[EXERCISE INSTRUCTIONS]: Lines that hold the word "basic" should be located and copied.

- - - - - - -

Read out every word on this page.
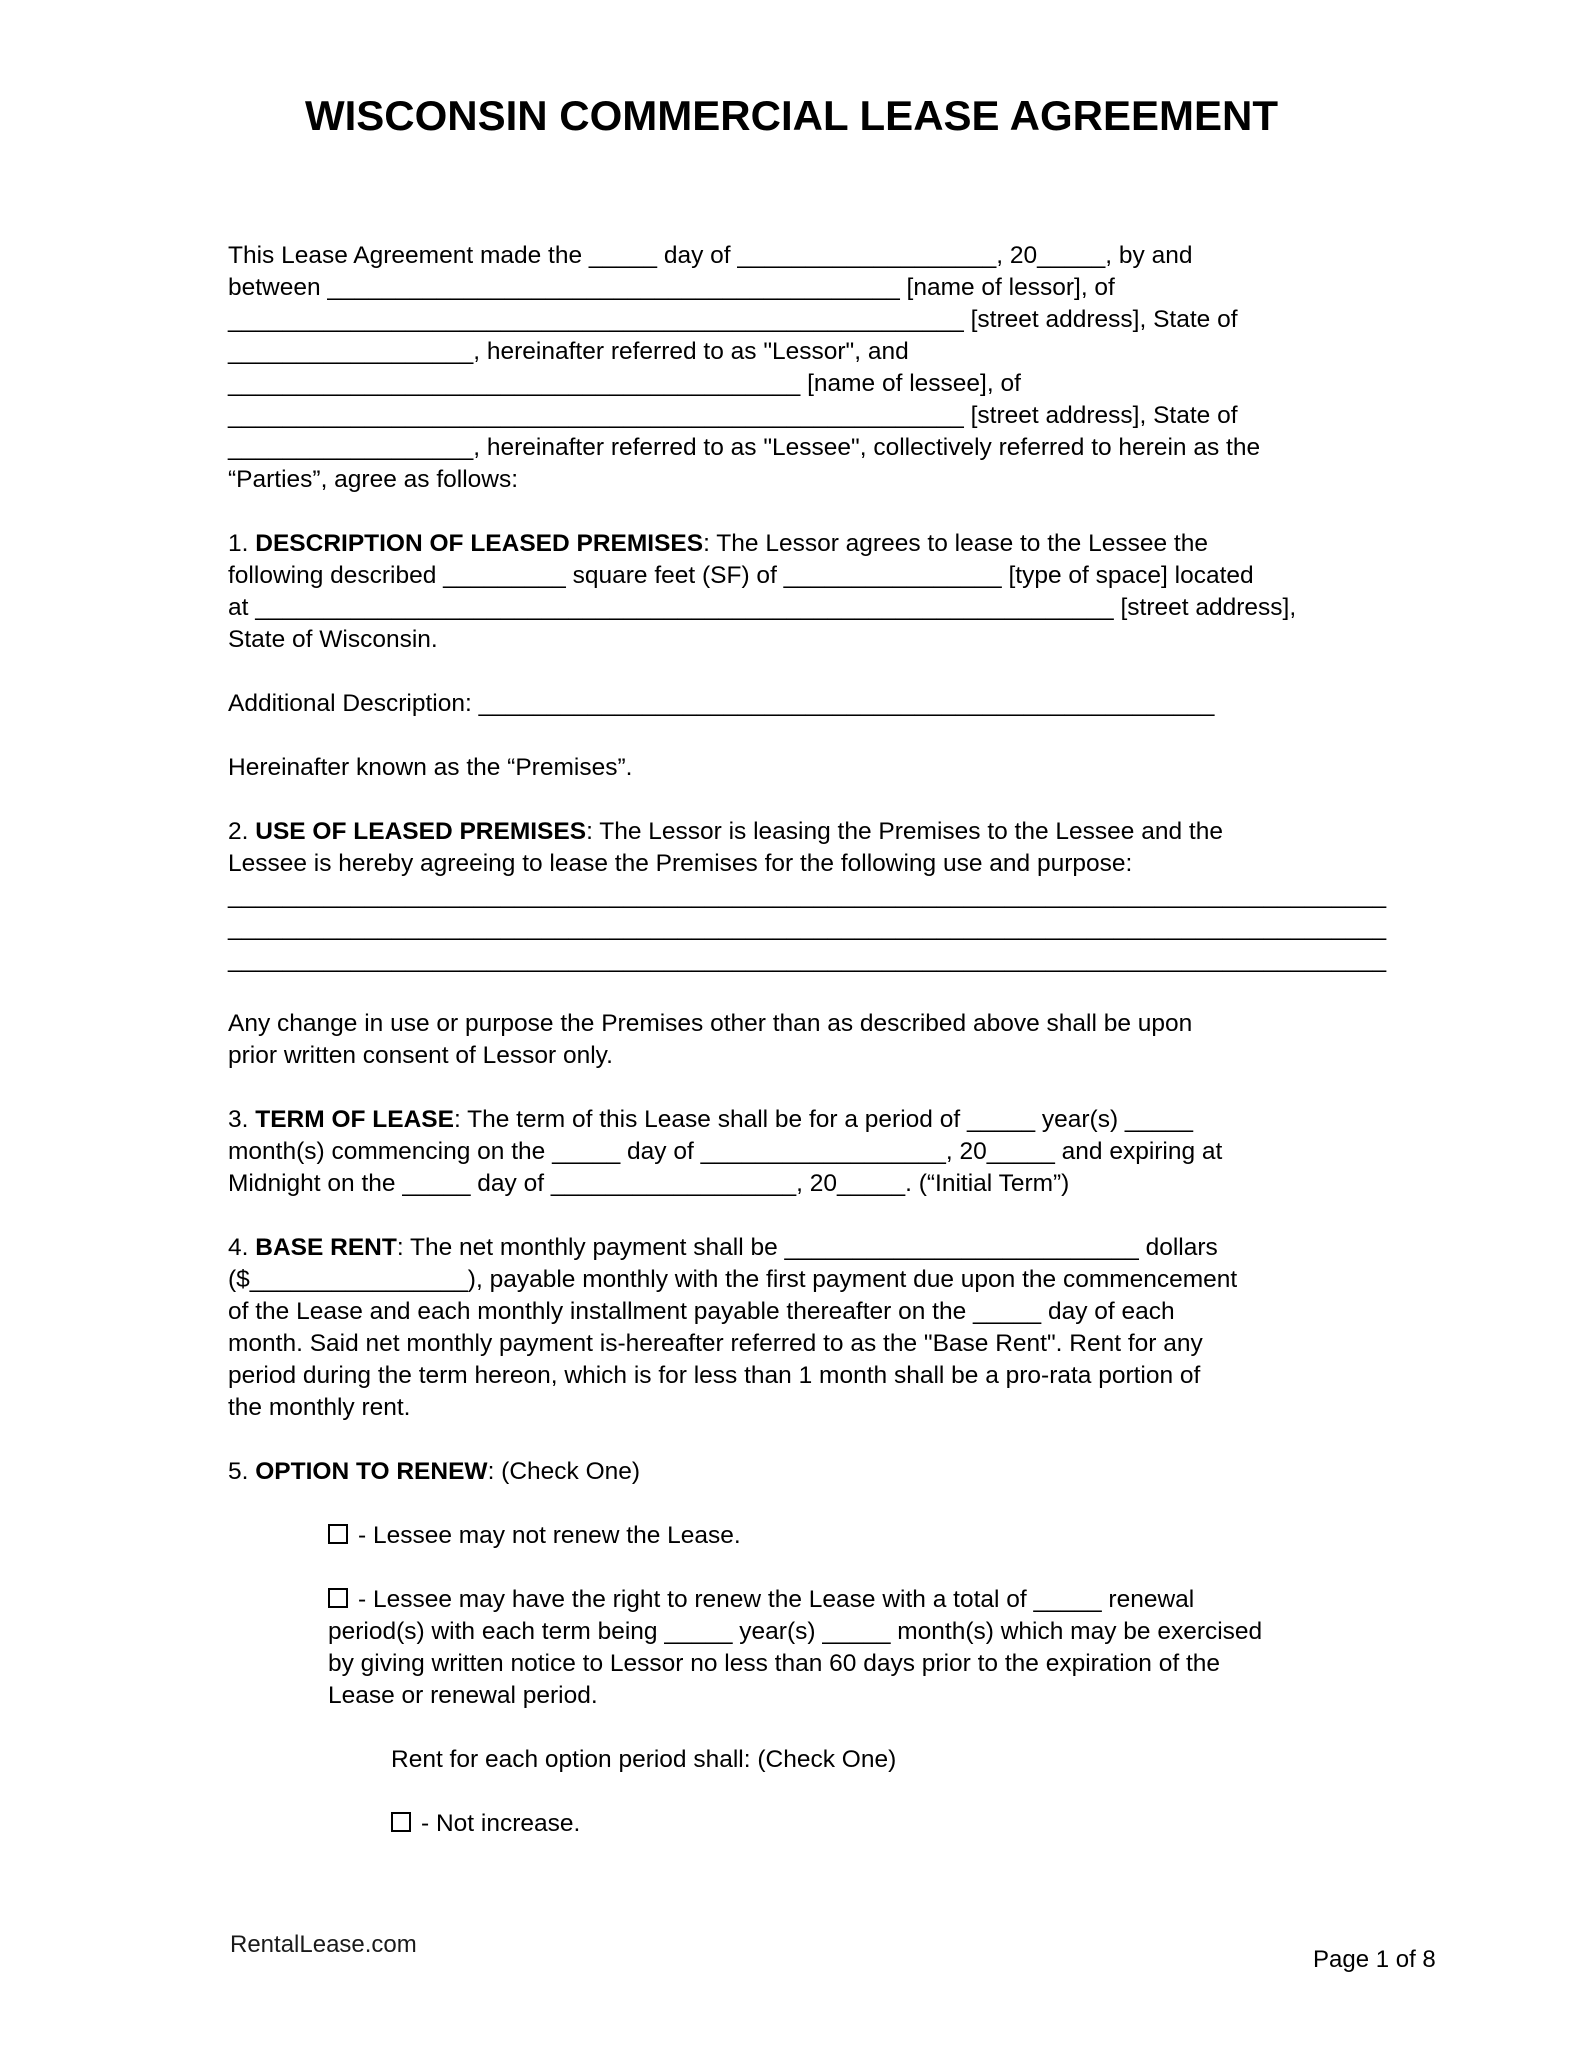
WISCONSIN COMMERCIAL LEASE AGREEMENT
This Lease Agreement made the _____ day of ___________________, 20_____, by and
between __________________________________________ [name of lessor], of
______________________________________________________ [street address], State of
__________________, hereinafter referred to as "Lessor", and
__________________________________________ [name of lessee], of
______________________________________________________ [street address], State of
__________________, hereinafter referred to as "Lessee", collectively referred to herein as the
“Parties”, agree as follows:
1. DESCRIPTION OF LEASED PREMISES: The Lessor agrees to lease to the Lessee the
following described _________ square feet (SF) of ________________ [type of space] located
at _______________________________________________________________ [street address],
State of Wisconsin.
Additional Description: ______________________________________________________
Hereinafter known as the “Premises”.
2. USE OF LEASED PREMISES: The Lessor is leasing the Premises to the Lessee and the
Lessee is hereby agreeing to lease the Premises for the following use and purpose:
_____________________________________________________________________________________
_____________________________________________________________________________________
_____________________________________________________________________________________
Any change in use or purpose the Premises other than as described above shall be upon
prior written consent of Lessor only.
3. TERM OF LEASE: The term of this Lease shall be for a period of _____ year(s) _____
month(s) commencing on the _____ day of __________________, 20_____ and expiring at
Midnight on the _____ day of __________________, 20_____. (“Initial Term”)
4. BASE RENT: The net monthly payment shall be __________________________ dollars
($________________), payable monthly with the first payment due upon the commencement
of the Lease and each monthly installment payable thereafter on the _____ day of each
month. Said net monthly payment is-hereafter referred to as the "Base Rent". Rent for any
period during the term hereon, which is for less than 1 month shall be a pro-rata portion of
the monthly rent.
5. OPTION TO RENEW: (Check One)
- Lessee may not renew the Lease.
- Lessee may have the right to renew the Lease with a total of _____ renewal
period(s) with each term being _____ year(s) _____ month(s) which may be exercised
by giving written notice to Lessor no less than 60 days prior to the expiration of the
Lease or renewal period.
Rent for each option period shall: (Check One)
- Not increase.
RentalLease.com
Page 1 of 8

- - - - - - -

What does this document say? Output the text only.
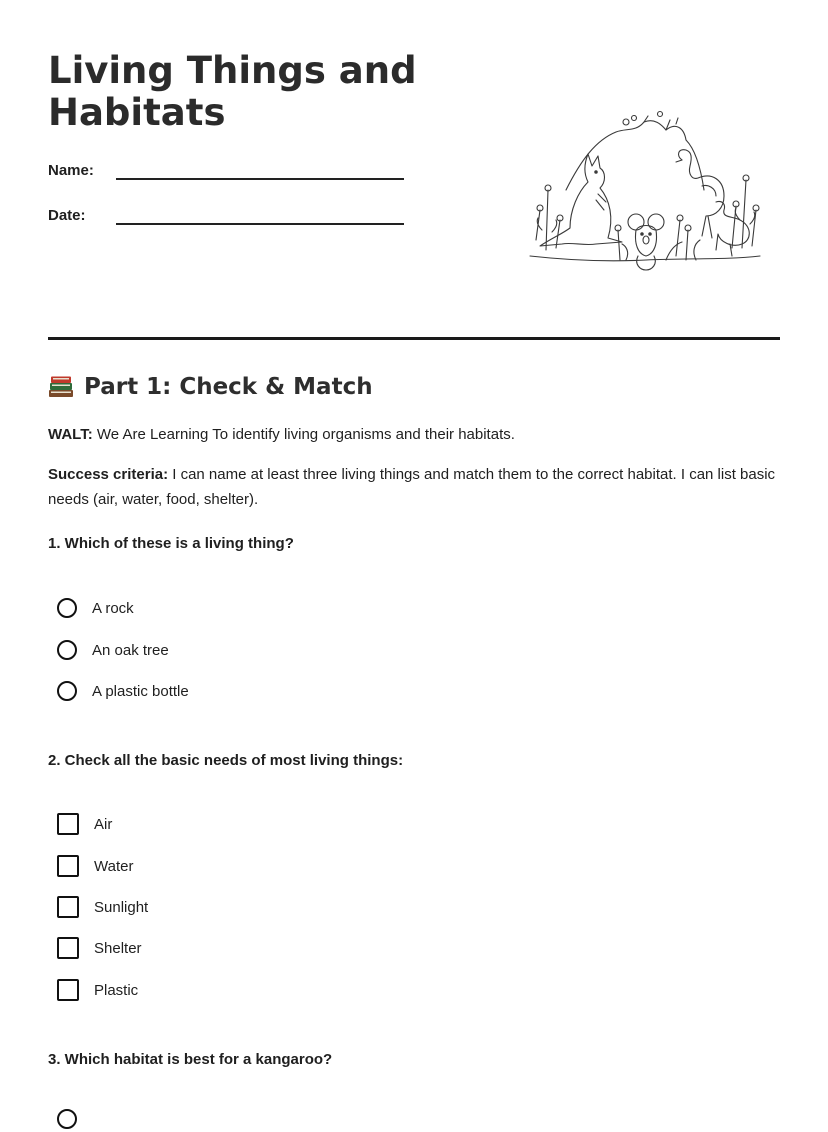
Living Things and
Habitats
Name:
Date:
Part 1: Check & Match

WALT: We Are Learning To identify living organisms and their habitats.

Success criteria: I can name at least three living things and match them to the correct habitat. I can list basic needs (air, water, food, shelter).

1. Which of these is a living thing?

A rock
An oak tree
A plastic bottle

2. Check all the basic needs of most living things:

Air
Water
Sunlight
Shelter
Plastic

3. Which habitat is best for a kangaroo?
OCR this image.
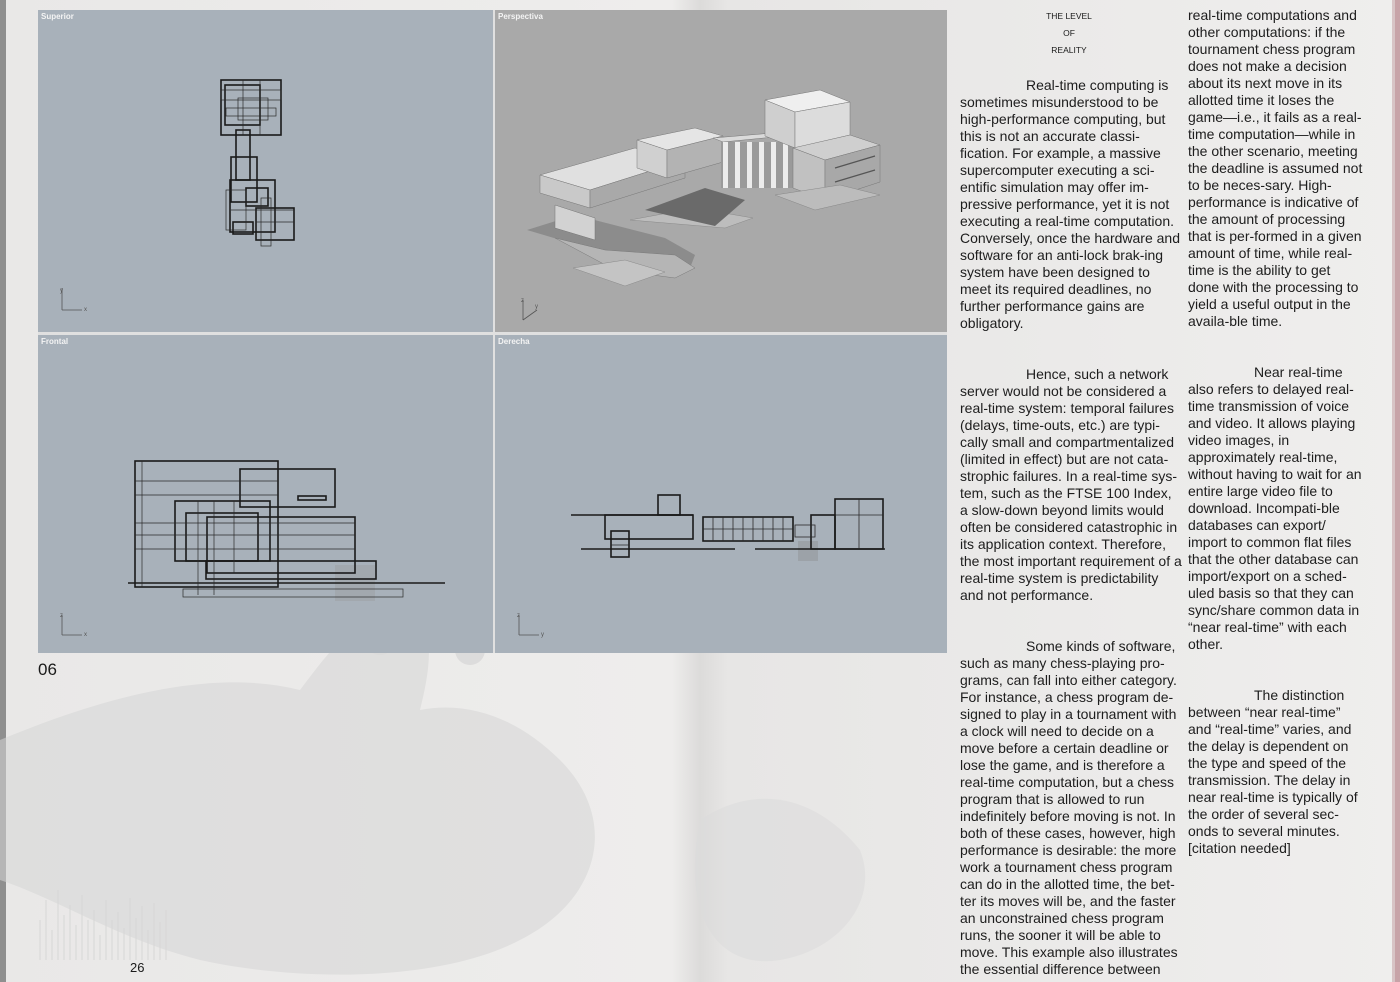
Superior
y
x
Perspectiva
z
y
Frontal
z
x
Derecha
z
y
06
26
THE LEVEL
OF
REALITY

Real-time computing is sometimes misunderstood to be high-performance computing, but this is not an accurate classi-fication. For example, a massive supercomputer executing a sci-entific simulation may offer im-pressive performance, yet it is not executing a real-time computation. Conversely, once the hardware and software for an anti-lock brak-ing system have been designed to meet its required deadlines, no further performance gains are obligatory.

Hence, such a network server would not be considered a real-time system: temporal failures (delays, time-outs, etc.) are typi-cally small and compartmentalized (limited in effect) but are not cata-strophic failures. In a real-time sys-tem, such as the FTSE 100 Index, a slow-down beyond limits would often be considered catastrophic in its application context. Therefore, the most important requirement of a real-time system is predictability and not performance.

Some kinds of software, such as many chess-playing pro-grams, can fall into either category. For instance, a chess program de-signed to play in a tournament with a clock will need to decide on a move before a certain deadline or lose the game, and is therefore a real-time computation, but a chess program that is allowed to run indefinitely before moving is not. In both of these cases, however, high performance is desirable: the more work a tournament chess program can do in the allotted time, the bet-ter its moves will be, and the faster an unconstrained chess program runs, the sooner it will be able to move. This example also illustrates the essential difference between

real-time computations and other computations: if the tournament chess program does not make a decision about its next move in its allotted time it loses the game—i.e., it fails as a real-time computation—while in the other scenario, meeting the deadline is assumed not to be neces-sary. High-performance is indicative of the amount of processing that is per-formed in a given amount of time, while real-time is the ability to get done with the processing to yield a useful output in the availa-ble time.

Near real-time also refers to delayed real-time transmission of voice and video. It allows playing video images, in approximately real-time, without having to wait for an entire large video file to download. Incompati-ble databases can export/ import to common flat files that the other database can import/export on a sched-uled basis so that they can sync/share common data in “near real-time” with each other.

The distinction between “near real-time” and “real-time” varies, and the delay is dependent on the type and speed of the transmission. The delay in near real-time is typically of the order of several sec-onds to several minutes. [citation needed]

- - - - - - -

[ANSWER IN FULL]:
Success criteria: I can name at least three living things and match them to the correct habitat. I can list basic needs (air, water, food, shelter).
2. Check all the basic needs of most living things:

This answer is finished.